__BRIEF__: Go through the listing and copy every line word for word.

__RAW RECORDS__:
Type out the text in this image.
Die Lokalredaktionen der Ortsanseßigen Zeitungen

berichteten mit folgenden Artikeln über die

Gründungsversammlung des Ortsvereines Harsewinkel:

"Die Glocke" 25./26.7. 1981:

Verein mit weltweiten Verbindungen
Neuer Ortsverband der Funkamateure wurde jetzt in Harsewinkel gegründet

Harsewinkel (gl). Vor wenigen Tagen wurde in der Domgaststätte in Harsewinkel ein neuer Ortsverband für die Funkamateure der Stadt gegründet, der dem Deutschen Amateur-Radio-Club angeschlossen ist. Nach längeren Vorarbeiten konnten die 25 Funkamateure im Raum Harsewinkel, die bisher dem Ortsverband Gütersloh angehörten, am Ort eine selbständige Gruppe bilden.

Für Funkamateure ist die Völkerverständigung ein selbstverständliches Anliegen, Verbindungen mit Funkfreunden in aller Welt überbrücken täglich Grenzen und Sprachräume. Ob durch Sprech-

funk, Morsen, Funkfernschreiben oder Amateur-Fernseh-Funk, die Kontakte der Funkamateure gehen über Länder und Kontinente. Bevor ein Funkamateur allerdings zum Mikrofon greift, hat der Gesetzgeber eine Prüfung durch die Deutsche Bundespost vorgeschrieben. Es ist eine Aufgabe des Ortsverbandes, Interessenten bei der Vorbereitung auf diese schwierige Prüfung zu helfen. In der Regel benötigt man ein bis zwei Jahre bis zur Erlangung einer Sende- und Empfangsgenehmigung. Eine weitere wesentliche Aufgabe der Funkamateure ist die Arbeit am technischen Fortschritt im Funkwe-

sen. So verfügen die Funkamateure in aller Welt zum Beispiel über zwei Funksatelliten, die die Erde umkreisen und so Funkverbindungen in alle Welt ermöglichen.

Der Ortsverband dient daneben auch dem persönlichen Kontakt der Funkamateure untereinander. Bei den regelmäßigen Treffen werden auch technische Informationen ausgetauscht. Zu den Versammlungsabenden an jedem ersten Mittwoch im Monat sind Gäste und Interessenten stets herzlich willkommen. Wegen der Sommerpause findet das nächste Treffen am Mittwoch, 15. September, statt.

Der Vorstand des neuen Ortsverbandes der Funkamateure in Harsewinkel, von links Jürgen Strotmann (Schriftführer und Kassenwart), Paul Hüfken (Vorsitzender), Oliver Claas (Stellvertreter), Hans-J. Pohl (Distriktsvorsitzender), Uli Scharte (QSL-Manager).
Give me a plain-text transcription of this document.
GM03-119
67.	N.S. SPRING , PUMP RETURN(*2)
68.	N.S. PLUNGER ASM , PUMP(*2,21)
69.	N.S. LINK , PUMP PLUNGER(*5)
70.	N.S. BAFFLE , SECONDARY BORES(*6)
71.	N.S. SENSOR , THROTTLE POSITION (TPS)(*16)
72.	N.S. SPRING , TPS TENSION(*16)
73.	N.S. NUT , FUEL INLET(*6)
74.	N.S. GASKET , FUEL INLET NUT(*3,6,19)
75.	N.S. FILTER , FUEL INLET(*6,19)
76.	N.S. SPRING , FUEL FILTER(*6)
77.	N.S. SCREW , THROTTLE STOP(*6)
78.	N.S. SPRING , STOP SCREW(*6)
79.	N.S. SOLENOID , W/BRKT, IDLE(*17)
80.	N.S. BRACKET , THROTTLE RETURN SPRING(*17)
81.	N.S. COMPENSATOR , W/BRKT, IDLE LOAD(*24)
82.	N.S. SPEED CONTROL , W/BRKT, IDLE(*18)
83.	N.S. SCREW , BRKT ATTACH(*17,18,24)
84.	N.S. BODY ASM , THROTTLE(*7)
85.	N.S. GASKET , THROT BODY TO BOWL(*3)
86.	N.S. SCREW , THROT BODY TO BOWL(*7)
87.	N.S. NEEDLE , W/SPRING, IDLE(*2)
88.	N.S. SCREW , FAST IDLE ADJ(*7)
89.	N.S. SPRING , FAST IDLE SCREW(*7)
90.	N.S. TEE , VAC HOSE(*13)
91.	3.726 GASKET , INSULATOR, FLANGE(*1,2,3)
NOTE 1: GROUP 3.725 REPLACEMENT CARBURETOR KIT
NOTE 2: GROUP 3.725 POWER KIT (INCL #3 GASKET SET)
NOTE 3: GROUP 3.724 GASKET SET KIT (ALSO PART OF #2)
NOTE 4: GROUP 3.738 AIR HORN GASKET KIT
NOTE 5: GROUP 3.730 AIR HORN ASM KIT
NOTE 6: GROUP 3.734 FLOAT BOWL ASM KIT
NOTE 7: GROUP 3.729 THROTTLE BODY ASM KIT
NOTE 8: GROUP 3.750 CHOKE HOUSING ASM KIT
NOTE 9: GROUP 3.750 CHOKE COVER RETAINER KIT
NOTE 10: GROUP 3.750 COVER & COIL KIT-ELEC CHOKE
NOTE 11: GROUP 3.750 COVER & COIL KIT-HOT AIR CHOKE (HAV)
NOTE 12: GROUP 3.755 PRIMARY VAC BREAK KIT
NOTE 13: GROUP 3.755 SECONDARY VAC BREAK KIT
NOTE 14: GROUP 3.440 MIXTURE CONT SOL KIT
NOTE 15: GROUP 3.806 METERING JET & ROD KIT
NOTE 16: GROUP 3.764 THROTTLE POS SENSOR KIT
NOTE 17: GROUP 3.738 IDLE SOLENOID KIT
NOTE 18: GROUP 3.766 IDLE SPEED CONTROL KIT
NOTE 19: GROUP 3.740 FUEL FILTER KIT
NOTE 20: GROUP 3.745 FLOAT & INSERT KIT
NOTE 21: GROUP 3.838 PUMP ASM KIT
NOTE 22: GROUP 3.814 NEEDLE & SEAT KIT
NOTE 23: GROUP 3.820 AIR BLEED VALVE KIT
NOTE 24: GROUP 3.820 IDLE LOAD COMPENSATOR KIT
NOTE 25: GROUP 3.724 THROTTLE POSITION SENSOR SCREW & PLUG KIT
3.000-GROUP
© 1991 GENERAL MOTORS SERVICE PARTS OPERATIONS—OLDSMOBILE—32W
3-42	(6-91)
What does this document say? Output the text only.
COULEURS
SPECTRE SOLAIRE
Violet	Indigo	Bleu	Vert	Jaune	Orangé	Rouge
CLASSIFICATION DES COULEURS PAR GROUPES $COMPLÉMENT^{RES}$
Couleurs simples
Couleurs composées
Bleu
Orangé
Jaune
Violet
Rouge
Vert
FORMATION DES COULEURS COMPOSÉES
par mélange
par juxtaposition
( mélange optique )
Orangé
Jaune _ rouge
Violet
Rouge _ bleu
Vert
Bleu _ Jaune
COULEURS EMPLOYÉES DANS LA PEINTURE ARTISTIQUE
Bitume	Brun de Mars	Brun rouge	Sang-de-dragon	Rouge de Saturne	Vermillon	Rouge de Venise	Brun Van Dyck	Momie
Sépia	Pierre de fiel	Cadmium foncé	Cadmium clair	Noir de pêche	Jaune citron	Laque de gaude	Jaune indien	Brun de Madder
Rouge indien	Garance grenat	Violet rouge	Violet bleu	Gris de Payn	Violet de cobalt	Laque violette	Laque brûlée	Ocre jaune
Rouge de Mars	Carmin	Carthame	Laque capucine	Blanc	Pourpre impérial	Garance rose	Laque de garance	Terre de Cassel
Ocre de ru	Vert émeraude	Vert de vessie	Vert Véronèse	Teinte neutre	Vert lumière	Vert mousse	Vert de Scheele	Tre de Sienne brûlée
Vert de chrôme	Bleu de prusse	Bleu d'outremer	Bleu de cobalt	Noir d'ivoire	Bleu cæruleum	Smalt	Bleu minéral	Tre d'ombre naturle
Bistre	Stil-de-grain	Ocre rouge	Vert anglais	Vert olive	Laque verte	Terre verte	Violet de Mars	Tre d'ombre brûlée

__RESPONSE FOR THIS EXERCISE__:
Type out the text in this image.
Die Lokalredaktionen der Ortsanseßigen Zeitungen

berichteten mit folgenden Artikeln über die

Gründungsversammlung des Ortsvereines Harsewinkel:

"Die Glocke" 25./26.7. 1981:

Verein mit weltweiten Verbindungen
Neuer Ortsverband der Funkamateure wurde jetzt in Harsewinkel gegründet

Harsewinkel (gl). Vor wenigen Tagen wurde in der Domgaststätte in Harsewinkel ein neuer Ortsverband für die Funkamateure der Stadt gegründet, der dem Deutschen Amateur-Radio-Club angeschlossen ist. Nach längeren Vorarbeiten konnten die 25 Funkamateure im Raum Harsewinkel, die bisher dem Ortsverband Gütersloh angehörten, am Ort eine selbständige Gruppe bilden.

Für Funkamateure ist die Völkerverständigung ein selbstverständliches Anliegen, Verbindungen mit Funkfreunden in aller Welt überbrücken täglich Grenzen und Sprachräume. Ob durch Sprech-

funk, Morsen, Funkfernschreiben oder Amateur-Fernseh-Funk, die Kontakte der Funkamateure gehen über Länder und Kontinente. Bevor ein Funkamateur allerdings zum Mikrofon greift, hat der Gesetzgeber eine Prüfung durch die Deutsche Bundespost vorgeschrieben. Es ist eine Aufgabe des Ortsverbandes, Interessenten bei der Vorbereitung auf diese schwierige Prüfung zu helfen. In der Regel benötigt man ein bis zwei Jahre bis zur Erlangung einer Sende- und Empfangsgenehmigung. Eine weitere wesentliche Aufgabe der Funkamateure ist die Arbeit am technischen Fortschritt im Funkwe-

sen. So verfügen die Funkamateure in aller Welt zum Beispiel über zwei Funksatelliten, die die Erde umkreisen und so Funkverbindungen in alle Welt ermöglichen.

Der Ortsverband dient daneben auch dem persönlichen Kontakt der Funkamateure untereinander. Bei den regelmäßigen Treffen werden auch technische Informationen ausgetauscht. Zu den Versammlungsabenden an jedem ersten Mittwoch im Monat sind Gäste und Interessenten stets herzlich willkommen. Wegen der Sommerpause findet das nächste Treffen am Mittwoch, 15. September, statt.

Der Vorstand des neuen Ortsverbandes der Funkamateure in Harsewinkel, von links Jürgen Strotmann (Schriftführer und Kassenwart), Paul Hüfken (Vorsitzender), Oliver Claas (Stellvertreter), Hans-J. Pohl (Distriktsvorsitzender), Uli Scharte (QSL-Manager).
Give me a plain-text transcription of this document.
GM03-119
67.	N.S. SPRING , PUMP RETURN(*2)
68.	N.S. PLUNGER ASM , PUMP(*2,21)
69.	N.S. LINK , PUMP PLUNGER(*5)
70.	N.S. BAFFLE , SECONDARY BORES(*6)
71.	N.S. SENSOR , THROTTLE POSITION (TPS)(*16)
72.	N.S. SPRING , TPS TENSION(*16)
73.	N.S. NUT , FUEL INLET(*6)
74.	N.S. GASKET , FUEL INLET NUT(*3,6,19)
75.	N.S. FILTER , FUEL INLET(*6,19)
76.	N.S. SPRING , FUEL FILTER(*6)
77.	N.S. SCREW , THROTTLE STOP(*6)
78.	N.S. SPRING , STOP SCREW(*6)
79.	N.S. SOLENOID , W/BRKT, IDLE(*17)
80.	N.S. BRACKET , THROTTLE RETURN SPRING(*17)
81.	N.S. COMPENSATOR , W/BRKT, IDLE LOAD(*24)
82.	N.S. SPEED CONTROL , W/BRKT, IDLE(*18)
83.	N.S. SCREW , BRKT ATTACH(*17,18,24)
84.	N.S. BODY ASM , THROTTLE(*7)
85.	N.S. GASKET , THROT BODY TO BOWL(*3)
86.	N.S. SCREW , THROT BODY TO BOWL(*7)
87.	N.S. NEEDLE , W/SPRING, IDLE(*2)
88.	N.S. SCREW , FAST IDLE ADJ(*7)
89.	N.S. SPRING , FAST IDLE SCREW(*7)
90.	N.S. TEE , VAC HOSE(*13)
91.	3.726 GASKET , INSULATOR, FLANGE(*1,2,3)
NOTE 1: GROUP 3.725 REPLACEMENT CARBURETOR KIT
NOTE 2: GROUP 3.725 POWER KIT (INCL #3 GASKET SET)
NOTE 3: GROUP 3.724 GASKET SET KIT (ALSO PART OF #2)
NOTE 4: GROUP 3.738 AIR HORN GASKET KIT
NOTE 5: GROUP 3.730 AIR HORN ASM KIT
NOTE 6: GROUP 3.734 FLOAT BOWL ASM KIT
NOTE 7: GROUP 3.729 THROTTLE BODY ASM KIT
NOTE 8: GROUP 3.750 CHOKE HOUSING ASM KIT
NOTE 9: GROUP 3.750 CHOKE COVER RETAINER KIT
NOTE 10: GROUP 3.750 COVER & COIL KIT-ELEC CHOKE
NOTE 11: GROUP 3.750 COVER & COIL KIT-HOT AIR CHOKE (HAV)
NOTE 12: GROUP 3.755 PRIMARY VAC BREAK KIT
NOTE 13: GROUP 3.755 SECONDARY VAC BREAK KIT
NOTE 14: GROUP 3.440 MIXTURE CONT SOL KIT
NOTE 15: GROUP 3.806 METERING JET & ROD KIT
NOTE 16: GROUP 3.764 THROTTLE POS SENSOR KIT
NOTE 17: GROUP 3.738 IDLE SOLENOID KIT
NOTE 18: GROUP 3.766 IDLE SPEED CONTROL KIT
NOTE 19: GROUP 3.740 FUEL FILTER KIT
NOTE 20: GROUP 3.745 FLOAT & INSERT KIT
NOTE 21: GROUP 3.838 PUMP ASM KIT
NOTE 22: GROUP 3.814 NEEDLE & SEAT KIT
NOTE 23: GROUP 3.820 AIR BLEED VALVE KIT
NOTE 24: GROUP 3.820 IDLE LOAD COMPENSATOR KIT
NOTE 25: GROUP 3.724 THROTTLE POSITION SENSOR SCREW & PLUG KIT
3.000-GROUP
© 1991 GENERAL MOTORS SERVICE PARTS OPERATIONS—OLDSMOBILE—32W
3-42	(6-91)
What does this document say? Output the text only.
COULEURS
SPECTRE SOLAIRE
Violet	Indigo	Bleu	Vert	Jaune	Orangé	Rouge
CLASSIFICATION DES COULEURS PAR GROUPES $COMPLÉMENT^{RES}$
Couleurs simples
Couleurs composées
Bleu
Orangé
Jaune
Violet
Rouge
Vert
FORMATION DES COULEURS COMPOSÉES
par mélange
par juxtaposition
( mélange optique )
Orangé
Jaune _ rouge
Violet
Rouge _ bleu
Vert
Bleu _ Jaune
COULEURS EMPLOYÉES DANS LA PEINTURE ARTISTIQUE
Bitume	Brun de Mars	Brun rouge	Sang-de-dragon	Rouge de Saturne	Vermillon	Rouge de Venise	Brun Van Dyck	Momie
Sépia	Pierre de fiel	Cadmium foncé	Cadmium clair	Noir de pêche	Jaune citron	Laque de gaude	Jaune indien	Brun de Madder
Rouge indien	Garance grenat	Violet rouge	Violet bleu	Gris de Payn	Violet de cobalt	Laque violette	Laque brûlée	Ocre jaune
Rouge de Mars	Carmin	Carthame	Laque capucine	Blanc	Pourpre impérial	Garance rose	Laque de garance	Terre de Cassel
Ocre de ru	Vert émeraude	Vert de vessie	Vert Véronèse	Teinte neutre	Vert lumière	Vert mousse	Vert de Scheele	Tre de Sienne brûlée
Vert de chrôme	Bleu de prusse	Bleu d'outremer	Bleu de cobalt	Noir d'ivoire	Bleu cæruleum	Smalt	Bleu minéral	Tre d'ombre naturle
Bistre	Stil-de-grain	Ocre rouge	Vert anglais	Vert olive	Laque verte	Terre verte	Violet de Mars	Tre d'ombre brûlée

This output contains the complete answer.